### TASK DESCRIPTION
Extract every line that includes the string "pero".

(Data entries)
::::::::

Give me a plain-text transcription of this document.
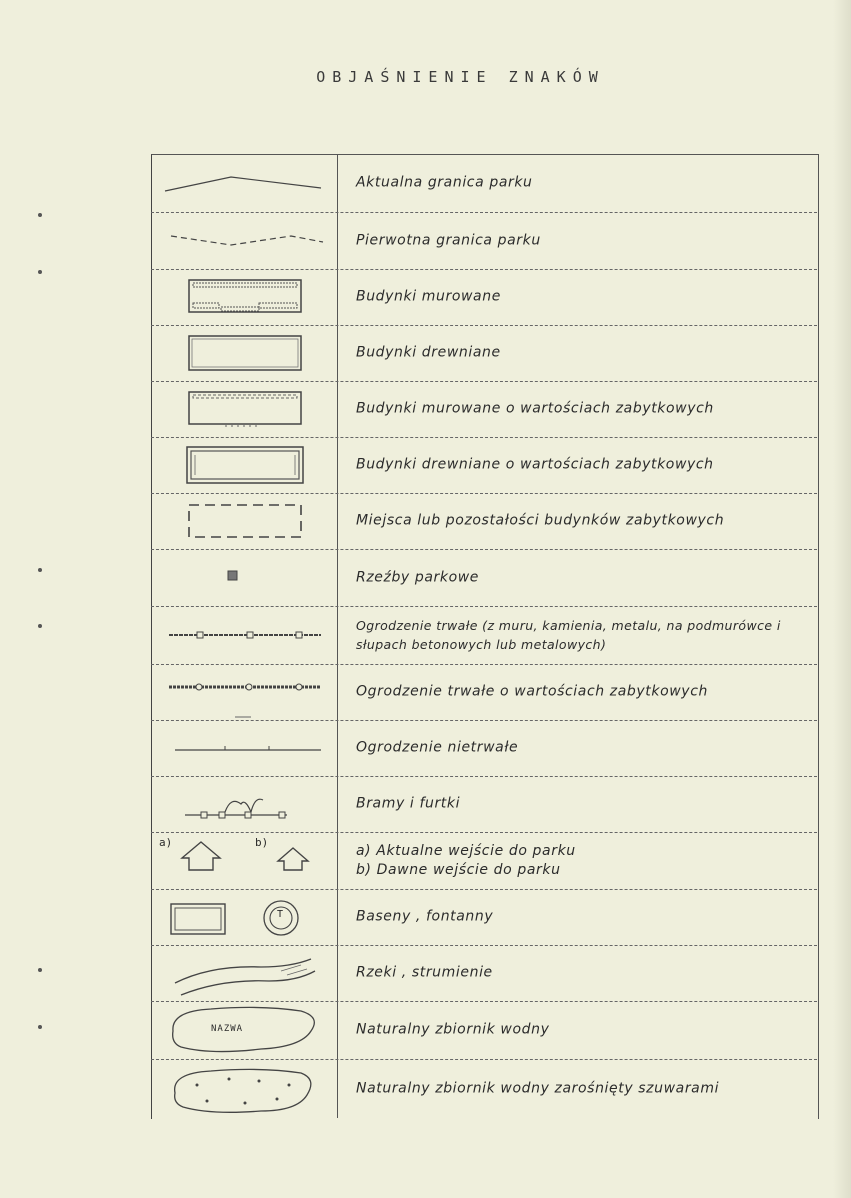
OBJAŚNIENIE ZNAKÓW
Aktualna granica parku
Pierwotna granica parku
Budynki murowane
Budynki drewniane
Budynki murowane o wartościach zabytkowych
Budynki drewniane o wartościach zabytkowych
Miejsca lub pozostałości budynków zabytkowych
Rzeźby parkowe
Ogrodzenie trwałe (z muru, kamienia, metalu, na podmurówce i słupach betonowych lub metalowych)
Ogrodzenie trwałe o wartościach zabytkowych
Ogrodzenie nietrwałe
Bramy i furtki
a)	b)	a) Aktualne wejście do parku
b) Dawne wejście do parku
T	Baseny , fontanny
Rzeki , strumienie
NAZWA	Naturalny zbiornik wodny
Naturalny zbiornik wodny zarośnięty szuwarami
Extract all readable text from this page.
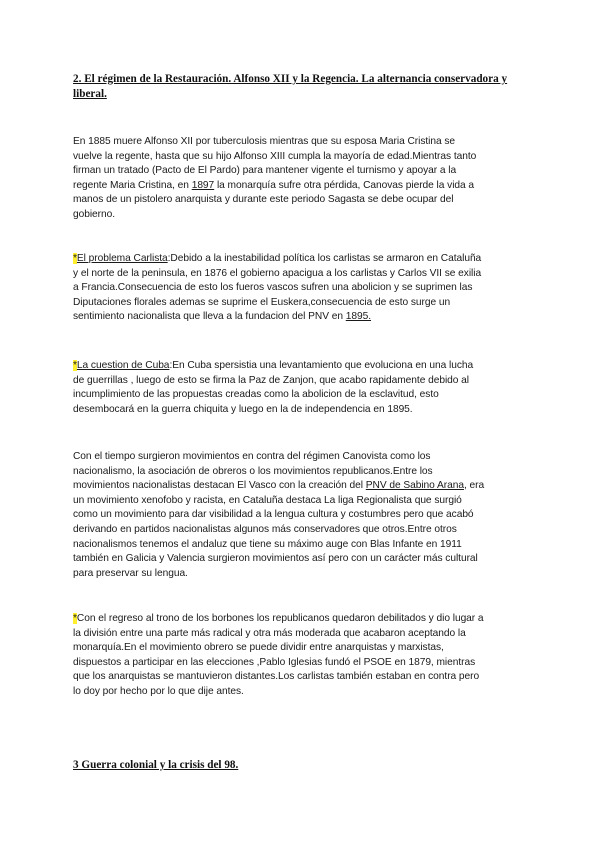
2. El régimen de la Restauración. Alfonso XII y la Regencia. La alternancia conservadora y
liberal.
En 1885 muere Alfonso XII por tuberculosis mientras que su esposa Maria Cristina se
vuelve la regente, hasta que su hijo Alfonso XIII cumpla la mayoría de edad.Mientras tanto
firman un tratado (Pacto de El Pardo) para mantener vigente el turnismo y apoyar a la
regente Maria Cristina, en 1897 la monarquía sufre otra pérdida, Canovas pierde la vida a
manos de un pistolero anarquista y durante este periodo Sagasta se debe ocupar del
gobierno.
*El problema Carlista:Debido a la inestabilidad política los carlistas se armaron en Cataluña
y el norte de la peninsula, en 1876 el gobierno apacigua a los carlistas y Carlos VII se exilia
a Francia.Consecuencia de esto los fueros vascos sufren una abolicion y se suprimen las
Diputaciones florales ademas se suprime el Euskera,consecuencia de esto surge un
sentimiento nacionalista que lleva a la fundacion del PNV en 1895.
*La cuestion de Cuba:En Cuba spersistia una levantamiento que evoluciona en una lucha
de guerrillas , luego de esto se firma la Paz de Zanjon, que acabo rapidamente debido al
incumplimiento de las propuestas creadas como la abolicion de la esclavitud, esto
desembocará en la guerra chiquita y luego en la de independencia en 1895.
Con el tiempo surgieron movimientos en contra del régimen Canovista como los
nacionalismo, la asociación de obreros o los movimientos republicanos.Entre los
movimientos nacionalistas destacan El Vasco con la creación del PNV de Sabino Arana, era
un movimiento xenofobo y racista, en Cataluña destaca La liga Regionalista que surgió
como un movimiento para dar visibilidad a la lengua cultura y costumbres pero que acabó
derivando en partidos nacionalistas algunos más conservadores que otros.Entre otros
nacionalismos tenemos el andaluz que tiene su máximo auge con Blas Infante en 1911
también en Galicia y Valencia surgieron movimientos así pero con un carácter más cultural
para preservar su lengua.
*Con el regreso al trono de los borbones los republicanos quedaron debilitados y dio lugar a
la división entre una parte más radical y otra más moderada que acabaron aceptando la
monarquía.En el movimiento obrero se puede dividir entre anarquistas y marxistas,
dispuestos a participar en las elecciones ,Pablo Iglesias fundó el PSOE en 1879, mientras
que los anarquistas se mantuvieron distantes.Los carlistas también estaban en contra pero
lo doy por hecho por lo que dije antes.
3 Guerra colonial y la crisis del 98.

::::::::

### ANSWER FOR THE TASK
como un movimiento para dar visibilidad a la lengua cultura y costumbres pero que acabó
también en Galicia y Valencia surgieron movimientos así pero con un carácter más cultural
que los anarquistas se mantuvieron distantes.Los carlistas también estaban en contra pero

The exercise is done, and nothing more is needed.